= Task statement =
Find the word "numero" in the listing; pull out each line holding it.

(Collection entries)
####################

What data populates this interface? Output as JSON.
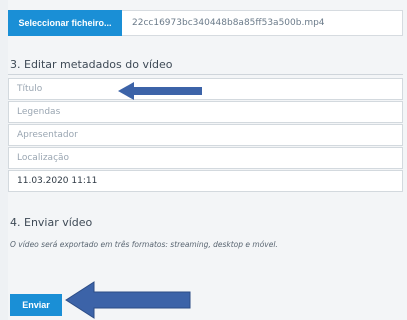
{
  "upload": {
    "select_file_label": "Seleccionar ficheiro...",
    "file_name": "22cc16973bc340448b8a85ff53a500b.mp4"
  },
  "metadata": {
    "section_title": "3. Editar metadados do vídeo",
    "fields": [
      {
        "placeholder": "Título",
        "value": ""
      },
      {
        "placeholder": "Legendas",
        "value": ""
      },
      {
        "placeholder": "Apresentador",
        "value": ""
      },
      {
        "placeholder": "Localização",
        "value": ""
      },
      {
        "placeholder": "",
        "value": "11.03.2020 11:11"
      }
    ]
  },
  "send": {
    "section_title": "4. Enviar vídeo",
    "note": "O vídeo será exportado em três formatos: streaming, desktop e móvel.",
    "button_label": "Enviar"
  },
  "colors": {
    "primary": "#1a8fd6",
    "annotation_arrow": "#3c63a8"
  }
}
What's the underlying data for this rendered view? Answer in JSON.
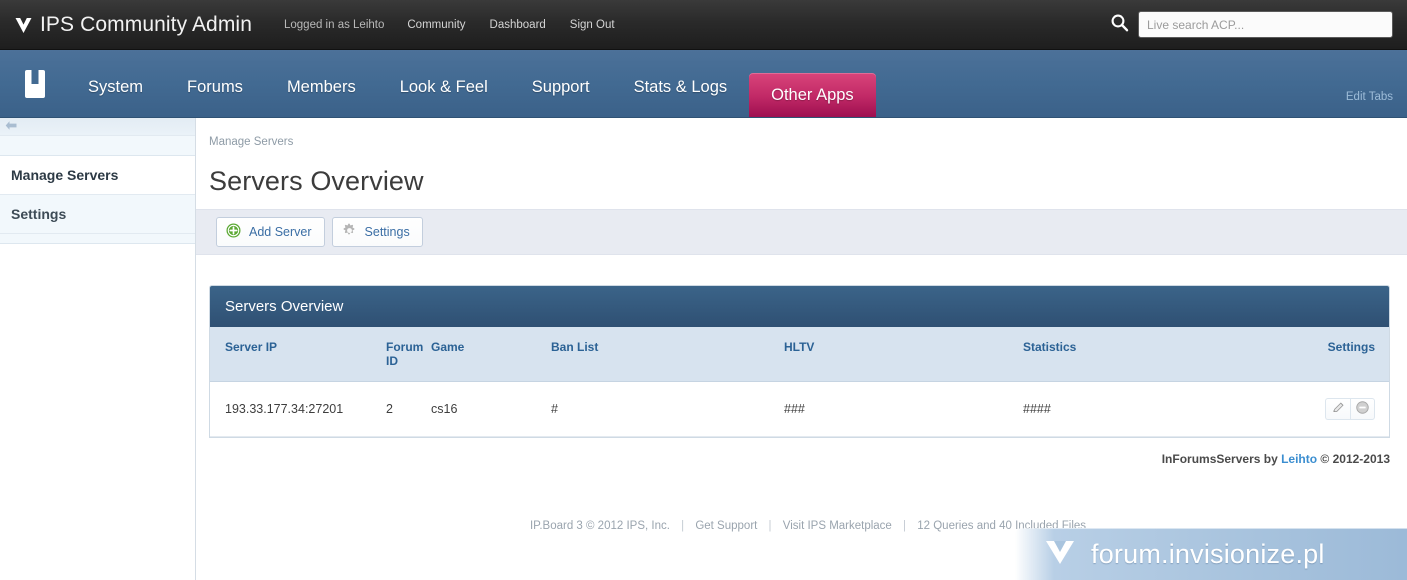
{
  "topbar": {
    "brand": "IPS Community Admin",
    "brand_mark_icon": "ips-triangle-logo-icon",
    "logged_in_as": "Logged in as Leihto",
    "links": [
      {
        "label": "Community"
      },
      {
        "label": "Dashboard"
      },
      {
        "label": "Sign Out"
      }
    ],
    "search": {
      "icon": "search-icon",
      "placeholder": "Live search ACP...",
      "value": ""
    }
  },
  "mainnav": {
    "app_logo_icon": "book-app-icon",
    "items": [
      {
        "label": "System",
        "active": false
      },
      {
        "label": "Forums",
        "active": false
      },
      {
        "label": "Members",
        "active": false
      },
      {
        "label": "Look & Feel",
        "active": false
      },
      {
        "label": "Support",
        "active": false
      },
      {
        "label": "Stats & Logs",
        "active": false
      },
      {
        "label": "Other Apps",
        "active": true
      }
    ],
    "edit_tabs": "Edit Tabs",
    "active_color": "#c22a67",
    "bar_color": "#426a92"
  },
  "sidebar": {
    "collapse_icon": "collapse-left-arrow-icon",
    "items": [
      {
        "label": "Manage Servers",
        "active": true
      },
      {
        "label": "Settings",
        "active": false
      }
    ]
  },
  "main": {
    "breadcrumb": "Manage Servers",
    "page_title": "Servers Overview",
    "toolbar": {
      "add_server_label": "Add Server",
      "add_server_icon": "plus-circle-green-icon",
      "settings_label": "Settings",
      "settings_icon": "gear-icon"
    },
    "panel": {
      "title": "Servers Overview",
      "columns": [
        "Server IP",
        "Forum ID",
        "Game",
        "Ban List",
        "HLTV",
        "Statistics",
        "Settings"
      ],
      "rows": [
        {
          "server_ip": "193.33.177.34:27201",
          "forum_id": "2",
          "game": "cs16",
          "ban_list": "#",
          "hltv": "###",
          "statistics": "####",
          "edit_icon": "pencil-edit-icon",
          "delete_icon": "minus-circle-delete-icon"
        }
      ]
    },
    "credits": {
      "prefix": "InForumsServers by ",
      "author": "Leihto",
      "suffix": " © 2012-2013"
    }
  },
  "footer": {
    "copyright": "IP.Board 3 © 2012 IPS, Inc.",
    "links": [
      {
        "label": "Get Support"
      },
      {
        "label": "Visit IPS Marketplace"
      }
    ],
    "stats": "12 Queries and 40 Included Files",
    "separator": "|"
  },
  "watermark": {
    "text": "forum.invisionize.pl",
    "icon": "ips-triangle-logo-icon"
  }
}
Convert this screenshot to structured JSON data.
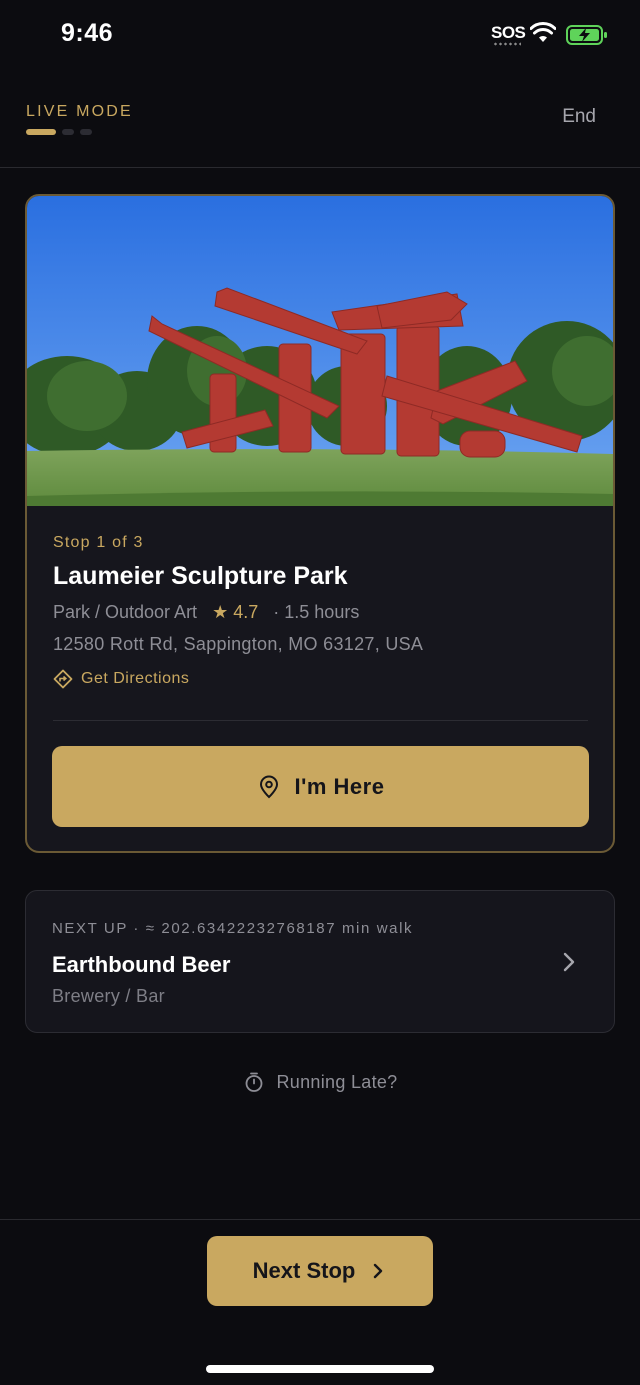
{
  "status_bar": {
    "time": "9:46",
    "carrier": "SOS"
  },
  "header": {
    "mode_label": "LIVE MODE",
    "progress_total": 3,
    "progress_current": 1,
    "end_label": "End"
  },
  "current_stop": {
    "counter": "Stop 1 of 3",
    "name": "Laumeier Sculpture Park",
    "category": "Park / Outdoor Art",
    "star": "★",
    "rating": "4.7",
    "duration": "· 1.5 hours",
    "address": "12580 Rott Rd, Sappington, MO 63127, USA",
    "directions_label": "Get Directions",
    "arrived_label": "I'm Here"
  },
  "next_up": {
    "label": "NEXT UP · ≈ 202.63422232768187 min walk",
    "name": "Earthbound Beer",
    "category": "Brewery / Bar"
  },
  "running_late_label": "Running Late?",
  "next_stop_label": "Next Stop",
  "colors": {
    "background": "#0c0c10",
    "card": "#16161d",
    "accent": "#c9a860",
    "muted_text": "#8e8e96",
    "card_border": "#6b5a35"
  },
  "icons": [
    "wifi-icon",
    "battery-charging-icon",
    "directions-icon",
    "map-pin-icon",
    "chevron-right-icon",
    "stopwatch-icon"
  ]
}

####################

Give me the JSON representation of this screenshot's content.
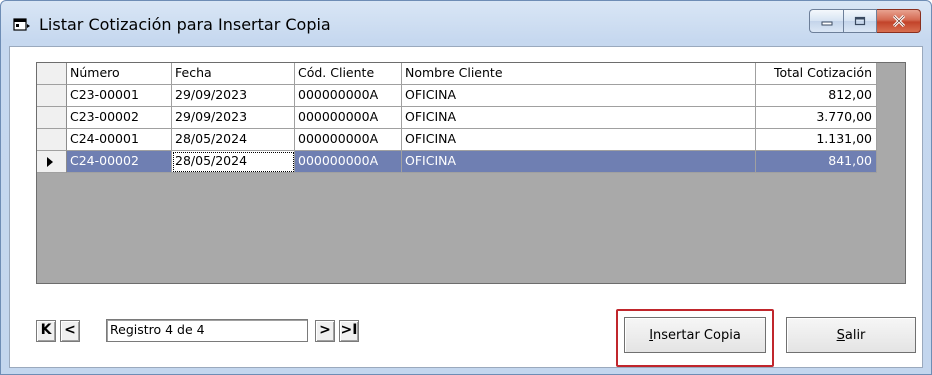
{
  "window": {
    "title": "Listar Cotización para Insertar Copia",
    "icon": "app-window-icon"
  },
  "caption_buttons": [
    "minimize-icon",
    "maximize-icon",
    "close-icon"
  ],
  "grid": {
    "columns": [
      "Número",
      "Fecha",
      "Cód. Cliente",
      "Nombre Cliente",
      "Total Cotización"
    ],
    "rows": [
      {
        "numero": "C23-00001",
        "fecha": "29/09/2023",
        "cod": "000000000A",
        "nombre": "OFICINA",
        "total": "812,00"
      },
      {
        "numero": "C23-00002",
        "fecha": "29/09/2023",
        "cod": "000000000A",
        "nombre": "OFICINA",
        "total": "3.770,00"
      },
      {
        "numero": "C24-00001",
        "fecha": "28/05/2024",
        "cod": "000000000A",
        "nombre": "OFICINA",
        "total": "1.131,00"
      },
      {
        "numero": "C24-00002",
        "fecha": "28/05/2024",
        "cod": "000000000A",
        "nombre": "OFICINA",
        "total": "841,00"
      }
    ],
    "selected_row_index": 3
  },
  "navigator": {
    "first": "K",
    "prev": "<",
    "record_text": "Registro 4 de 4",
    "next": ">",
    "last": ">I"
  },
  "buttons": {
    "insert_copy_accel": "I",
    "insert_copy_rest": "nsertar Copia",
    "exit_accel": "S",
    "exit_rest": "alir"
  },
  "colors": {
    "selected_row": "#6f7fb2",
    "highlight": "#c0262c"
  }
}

####################

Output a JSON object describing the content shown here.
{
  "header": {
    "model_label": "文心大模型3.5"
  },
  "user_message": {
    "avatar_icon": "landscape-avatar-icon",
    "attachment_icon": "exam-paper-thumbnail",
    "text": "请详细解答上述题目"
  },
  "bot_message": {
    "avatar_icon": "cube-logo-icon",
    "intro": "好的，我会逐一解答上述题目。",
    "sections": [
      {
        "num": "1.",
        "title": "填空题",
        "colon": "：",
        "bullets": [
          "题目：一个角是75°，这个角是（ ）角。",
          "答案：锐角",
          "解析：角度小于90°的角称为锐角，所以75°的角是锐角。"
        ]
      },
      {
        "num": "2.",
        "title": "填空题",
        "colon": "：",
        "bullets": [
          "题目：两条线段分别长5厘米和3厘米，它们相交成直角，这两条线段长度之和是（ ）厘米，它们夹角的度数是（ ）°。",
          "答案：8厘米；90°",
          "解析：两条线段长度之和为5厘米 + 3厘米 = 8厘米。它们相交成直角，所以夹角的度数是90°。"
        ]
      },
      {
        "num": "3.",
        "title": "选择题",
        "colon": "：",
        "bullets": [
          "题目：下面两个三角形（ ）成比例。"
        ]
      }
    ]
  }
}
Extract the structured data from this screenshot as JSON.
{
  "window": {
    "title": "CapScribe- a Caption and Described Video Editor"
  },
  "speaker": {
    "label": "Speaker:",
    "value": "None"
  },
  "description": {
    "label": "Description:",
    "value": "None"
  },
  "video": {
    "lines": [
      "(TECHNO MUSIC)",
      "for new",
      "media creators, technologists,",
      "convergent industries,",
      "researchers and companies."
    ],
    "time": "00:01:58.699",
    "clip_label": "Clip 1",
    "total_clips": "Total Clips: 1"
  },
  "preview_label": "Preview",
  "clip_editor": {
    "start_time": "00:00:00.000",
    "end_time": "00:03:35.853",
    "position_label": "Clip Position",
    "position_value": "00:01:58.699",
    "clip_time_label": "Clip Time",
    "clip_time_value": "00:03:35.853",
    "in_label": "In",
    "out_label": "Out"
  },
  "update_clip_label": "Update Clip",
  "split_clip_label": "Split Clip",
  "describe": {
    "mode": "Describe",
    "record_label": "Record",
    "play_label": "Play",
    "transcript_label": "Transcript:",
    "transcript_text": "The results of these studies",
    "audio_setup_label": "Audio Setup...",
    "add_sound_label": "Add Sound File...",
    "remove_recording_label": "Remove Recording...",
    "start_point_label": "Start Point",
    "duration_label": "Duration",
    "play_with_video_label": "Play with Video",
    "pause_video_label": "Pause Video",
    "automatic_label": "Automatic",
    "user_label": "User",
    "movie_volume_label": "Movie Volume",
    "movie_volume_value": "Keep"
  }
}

####################

= Worked solution =
        "numero": "C23-00001",
        "numero": "C23-00002",
        "numero": "C24-00001",
        "numero": "C24-00002",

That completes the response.